--- Stated task ---
Reproduce the listing below in its entirety. Change nothing.

--- Supplied data ---
-*-*-

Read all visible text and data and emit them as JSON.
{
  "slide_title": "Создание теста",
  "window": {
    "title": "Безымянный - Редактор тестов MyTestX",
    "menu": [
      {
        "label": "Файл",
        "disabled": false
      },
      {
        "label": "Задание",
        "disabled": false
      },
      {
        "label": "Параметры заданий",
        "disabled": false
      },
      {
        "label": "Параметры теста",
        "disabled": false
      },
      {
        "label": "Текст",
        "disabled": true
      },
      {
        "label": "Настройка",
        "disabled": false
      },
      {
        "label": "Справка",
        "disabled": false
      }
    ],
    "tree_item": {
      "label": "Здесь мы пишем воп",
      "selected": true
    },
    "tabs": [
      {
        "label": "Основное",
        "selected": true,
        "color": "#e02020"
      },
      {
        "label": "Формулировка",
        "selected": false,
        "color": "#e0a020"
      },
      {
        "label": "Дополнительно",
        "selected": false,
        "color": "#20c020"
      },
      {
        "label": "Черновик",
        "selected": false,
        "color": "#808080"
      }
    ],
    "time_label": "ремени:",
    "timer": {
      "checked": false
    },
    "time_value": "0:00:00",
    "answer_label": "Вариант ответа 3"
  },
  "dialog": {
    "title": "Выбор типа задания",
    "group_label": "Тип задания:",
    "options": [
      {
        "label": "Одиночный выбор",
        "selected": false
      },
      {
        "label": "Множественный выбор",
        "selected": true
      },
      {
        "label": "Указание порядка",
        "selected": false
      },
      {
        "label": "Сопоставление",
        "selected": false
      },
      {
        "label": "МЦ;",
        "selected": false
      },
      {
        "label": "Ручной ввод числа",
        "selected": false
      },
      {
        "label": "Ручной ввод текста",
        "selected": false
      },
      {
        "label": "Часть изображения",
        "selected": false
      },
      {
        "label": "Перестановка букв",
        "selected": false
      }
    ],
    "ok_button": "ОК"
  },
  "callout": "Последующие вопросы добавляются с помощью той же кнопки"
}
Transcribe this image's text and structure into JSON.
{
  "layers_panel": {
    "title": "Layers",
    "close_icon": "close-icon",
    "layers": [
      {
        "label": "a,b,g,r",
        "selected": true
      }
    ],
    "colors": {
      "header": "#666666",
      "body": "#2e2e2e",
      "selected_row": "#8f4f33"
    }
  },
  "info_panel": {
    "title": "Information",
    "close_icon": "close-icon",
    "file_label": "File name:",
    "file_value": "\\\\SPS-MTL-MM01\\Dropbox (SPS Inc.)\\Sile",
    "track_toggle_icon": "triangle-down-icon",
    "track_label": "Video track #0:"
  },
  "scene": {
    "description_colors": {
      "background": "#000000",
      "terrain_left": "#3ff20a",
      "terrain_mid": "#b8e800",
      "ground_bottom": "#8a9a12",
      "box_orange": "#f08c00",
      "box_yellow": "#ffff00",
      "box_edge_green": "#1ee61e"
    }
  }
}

-*-*-

--- Expected answer ---
Read all visible text and data and emit them as JSON.
{
  "slide_title": "Создание теста",
  "window": {
    "title": "Безымянный - Редактор тестов MyTestX",
    "menu": [
      {
        "label": "Файл",
        "disabled": false
      },
      {
        "label": "Задание",
        "disabled": false
      },
      {
        "label": "Параметры заданий",
        "disabled": false
      },
      {
        "label": "Параметры теста",
        "disabled": false
      },
      {
        "label": "Текст",
        "disabled": true
      },
      {
        "label": "Настройка",
        "disabled": false
      },
      {
        "label": "Справка",
        "disabled": false
      }
    ],
    "tree_item": {
      "label": "Здесь мы пишем воп",
      "selected": true
    },
    "tabs": [
      {
        "label": "Основное",
        "selected": true,
        "color": "#e02020"
      },
      {
        "label": "Формулировка",
        "selected": false,
        "color": "#e0a020"
      },
      {
        "label": "Дополнительно",
        "selected": false,
        "color": "#20c020"
      },
      {
        "label": "Черновик",
        "selected": false,
        "color": "#808080"
      }
    ],
    "time_label": "ремени:",
    "timer": {
      "checked": false
    },
    "time_value": "0:00:00",
    "answer_label": "Вариант ответа 3"
  },
  "dialog": {
    "title": "Выбор типа задания",
    "group_label": "Тип задания:",
    "options": [
      {
        "label": "Одиночный выбор",
        "selected": false
      },
      {
        "label": "Множественный выбор",
        "selected": true
      },
      {
        "label": "Указание порядка",
        "selected": false
      },
      {
        "label": "Сопоставление",
        "selected": false
      },
      {
        "label": "МЦ;",
        "selected": false
      },
      {
        "label": "Ручной ввод числа",
        "selected": false
      },
      {
        "label": "Ручной ввод текста",
        "selected": false
      },
      {
        "label": "Часть изображения",
        "selected": false
      },
      {
        "label": "Перестановка букв",
        "selected": false
      }
    ],
    "ok_button": "ОК"
  },
  "callout": "Последующие вопросы добавляются с помощью той же кнопки"
}
Transcribe this image's text and structure into JSON.
{
  "layers_panel": {
    "title": "Layers",
    "close_icon": "close-icon",
    "layers": [
      {
        "label": "a,b,g,r",
        "selected": true
      }
    ],
    "colors": {
      "header": "#666666",
      "body": "#2e2e2e",
      "selected_row": "#8f4f33"
    }
  },
  "info_panel": {
    "title": "Information",
    "close_icon": "close-icon",
    "file_label": "File name:",
    "file_value": "\\\\SPS-MTL-MM01\\Dropbox (SPS Inc.)\\Sile",
    "track_toggle_icon": "triangle-down-icon",
    "track_label": "Video track #0:"
  },
  "scene": {
    "description_colors": {
      "background": "#000000",
      "terrain_left": "#3ff20a",
      "terrain_mid": "#b8e800",
      "ground_bottom": "#8a9a12",
      "box_orange": "#f08c00",
      "box_yellow": "#ffff00",
      "box_edge_green": "#1ee61e"
    }
  }
}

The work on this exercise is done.